◆ Data in this exercise:

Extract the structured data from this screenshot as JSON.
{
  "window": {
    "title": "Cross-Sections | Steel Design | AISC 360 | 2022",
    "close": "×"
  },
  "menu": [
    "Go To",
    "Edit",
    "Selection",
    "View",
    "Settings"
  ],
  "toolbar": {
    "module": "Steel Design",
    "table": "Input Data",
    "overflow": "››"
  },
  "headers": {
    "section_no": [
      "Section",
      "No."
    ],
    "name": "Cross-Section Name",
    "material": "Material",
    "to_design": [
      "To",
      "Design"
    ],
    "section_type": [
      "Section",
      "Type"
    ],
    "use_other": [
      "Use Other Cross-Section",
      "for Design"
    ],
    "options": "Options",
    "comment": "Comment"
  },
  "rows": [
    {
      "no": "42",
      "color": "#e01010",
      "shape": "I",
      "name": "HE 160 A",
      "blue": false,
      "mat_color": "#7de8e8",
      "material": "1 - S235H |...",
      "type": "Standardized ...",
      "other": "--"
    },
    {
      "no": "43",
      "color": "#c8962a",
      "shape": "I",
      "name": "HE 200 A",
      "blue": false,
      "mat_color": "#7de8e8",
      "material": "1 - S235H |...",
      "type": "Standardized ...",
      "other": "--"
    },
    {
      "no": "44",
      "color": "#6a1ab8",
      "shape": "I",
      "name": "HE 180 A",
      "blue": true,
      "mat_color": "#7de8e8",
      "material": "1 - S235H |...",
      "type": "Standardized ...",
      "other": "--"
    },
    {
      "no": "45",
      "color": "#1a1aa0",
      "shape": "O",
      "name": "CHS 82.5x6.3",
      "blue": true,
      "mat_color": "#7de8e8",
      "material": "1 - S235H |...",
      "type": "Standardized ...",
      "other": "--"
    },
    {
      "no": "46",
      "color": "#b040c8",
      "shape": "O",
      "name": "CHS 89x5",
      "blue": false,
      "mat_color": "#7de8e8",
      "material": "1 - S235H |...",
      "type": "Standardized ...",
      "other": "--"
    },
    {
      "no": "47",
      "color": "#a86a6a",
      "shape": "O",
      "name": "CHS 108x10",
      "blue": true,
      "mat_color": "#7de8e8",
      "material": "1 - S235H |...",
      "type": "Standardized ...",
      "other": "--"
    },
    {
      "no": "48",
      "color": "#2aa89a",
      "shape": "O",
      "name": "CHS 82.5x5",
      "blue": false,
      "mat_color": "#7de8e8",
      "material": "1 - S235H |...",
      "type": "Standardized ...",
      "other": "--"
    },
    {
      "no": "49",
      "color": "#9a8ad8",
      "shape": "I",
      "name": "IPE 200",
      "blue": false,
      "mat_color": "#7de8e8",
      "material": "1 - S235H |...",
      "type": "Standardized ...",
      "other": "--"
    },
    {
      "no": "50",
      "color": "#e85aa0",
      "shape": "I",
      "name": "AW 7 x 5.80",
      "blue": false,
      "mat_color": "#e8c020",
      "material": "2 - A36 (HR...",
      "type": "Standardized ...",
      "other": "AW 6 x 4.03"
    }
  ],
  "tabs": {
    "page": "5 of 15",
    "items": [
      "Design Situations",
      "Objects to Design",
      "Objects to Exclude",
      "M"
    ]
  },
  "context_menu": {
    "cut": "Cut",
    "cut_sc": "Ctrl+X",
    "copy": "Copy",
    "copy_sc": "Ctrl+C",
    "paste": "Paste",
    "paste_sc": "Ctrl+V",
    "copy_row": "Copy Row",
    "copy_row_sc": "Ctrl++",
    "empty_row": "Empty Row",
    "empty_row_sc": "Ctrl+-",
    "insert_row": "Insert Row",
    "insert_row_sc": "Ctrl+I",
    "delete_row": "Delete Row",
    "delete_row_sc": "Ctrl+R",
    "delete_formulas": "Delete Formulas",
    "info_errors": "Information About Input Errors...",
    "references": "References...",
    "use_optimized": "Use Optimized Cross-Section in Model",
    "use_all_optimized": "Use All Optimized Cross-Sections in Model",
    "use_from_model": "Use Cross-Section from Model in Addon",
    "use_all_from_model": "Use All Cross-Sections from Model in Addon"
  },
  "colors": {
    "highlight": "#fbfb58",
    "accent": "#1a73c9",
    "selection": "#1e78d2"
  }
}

◆ What this task involves: Make a list of all lines in the data that contain "Input".

◆ Complete output:
    "table": "Input Data",
    "info_errors": "Information About Input Errors...",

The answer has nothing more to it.